Collected data entries
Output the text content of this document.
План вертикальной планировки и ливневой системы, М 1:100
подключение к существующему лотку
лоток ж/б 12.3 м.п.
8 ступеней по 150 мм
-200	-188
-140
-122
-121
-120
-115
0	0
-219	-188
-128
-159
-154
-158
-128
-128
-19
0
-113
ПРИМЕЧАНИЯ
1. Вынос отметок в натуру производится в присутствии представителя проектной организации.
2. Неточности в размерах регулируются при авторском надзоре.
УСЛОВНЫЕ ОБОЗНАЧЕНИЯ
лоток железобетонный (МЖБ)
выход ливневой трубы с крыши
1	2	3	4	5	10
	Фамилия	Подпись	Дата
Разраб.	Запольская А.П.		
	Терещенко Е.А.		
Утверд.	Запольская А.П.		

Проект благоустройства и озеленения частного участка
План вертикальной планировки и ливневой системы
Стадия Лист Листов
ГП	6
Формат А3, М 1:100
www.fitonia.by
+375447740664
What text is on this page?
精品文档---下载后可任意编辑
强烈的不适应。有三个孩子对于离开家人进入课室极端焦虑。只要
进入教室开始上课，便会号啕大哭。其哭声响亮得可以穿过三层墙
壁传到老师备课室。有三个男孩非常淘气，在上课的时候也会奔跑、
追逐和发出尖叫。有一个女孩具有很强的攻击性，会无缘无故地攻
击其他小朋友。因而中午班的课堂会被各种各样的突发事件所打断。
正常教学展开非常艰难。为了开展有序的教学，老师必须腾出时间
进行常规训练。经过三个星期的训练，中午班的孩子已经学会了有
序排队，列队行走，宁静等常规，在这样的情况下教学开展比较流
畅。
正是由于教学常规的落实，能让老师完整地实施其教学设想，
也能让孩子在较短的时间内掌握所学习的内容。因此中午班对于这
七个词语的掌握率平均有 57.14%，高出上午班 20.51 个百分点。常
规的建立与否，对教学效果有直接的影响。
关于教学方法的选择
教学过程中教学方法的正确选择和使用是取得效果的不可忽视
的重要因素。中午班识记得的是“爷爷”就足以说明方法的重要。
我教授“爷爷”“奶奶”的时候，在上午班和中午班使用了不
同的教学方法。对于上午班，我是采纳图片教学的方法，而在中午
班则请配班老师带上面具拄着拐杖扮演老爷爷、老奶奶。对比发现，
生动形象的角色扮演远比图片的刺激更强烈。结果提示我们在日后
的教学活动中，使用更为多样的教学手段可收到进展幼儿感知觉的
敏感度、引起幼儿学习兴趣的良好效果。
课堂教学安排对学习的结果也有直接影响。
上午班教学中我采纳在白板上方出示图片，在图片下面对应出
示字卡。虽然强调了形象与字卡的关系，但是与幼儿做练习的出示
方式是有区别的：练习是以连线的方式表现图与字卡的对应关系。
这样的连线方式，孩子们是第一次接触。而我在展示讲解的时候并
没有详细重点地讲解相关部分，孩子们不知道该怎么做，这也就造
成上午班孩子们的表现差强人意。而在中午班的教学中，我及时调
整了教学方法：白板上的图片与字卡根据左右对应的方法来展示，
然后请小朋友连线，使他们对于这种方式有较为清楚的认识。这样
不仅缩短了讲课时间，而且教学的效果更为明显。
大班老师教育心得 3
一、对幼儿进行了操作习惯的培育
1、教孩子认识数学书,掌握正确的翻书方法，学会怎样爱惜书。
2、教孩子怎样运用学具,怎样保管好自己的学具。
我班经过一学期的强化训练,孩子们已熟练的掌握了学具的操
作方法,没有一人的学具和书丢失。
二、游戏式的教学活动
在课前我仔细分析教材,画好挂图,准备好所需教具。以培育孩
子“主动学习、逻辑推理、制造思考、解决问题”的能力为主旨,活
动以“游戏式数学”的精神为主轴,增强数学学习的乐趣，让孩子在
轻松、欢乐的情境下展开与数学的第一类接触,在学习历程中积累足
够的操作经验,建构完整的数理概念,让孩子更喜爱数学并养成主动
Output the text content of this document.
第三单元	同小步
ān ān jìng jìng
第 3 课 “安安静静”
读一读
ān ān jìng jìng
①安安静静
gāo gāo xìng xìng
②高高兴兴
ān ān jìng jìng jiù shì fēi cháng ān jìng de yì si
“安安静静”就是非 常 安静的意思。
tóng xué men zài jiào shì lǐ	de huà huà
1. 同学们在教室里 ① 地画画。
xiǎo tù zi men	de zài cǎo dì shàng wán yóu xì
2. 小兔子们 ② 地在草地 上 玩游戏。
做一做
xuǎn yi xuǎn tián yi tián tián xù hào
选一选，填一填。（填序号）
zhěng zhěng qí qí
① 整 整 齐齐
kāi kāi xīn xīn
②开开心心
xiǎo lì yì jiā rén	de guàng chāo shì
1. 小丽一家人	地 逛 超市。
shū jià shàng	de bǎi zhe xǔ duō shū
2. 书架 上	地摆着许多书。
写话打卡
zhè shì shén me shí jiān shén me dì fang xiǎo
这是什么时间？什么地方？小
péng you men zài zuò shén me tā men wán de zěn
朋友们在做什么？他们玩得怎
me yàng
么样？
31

*Set problem*: In the records above, find each line with the word "ливневой" and copy it.

*Solution*:
План вертикальной планировки и ливневой системы, М 1:100
выход ливневой трубы с крыши
План вертикальной планировки и ливневой системы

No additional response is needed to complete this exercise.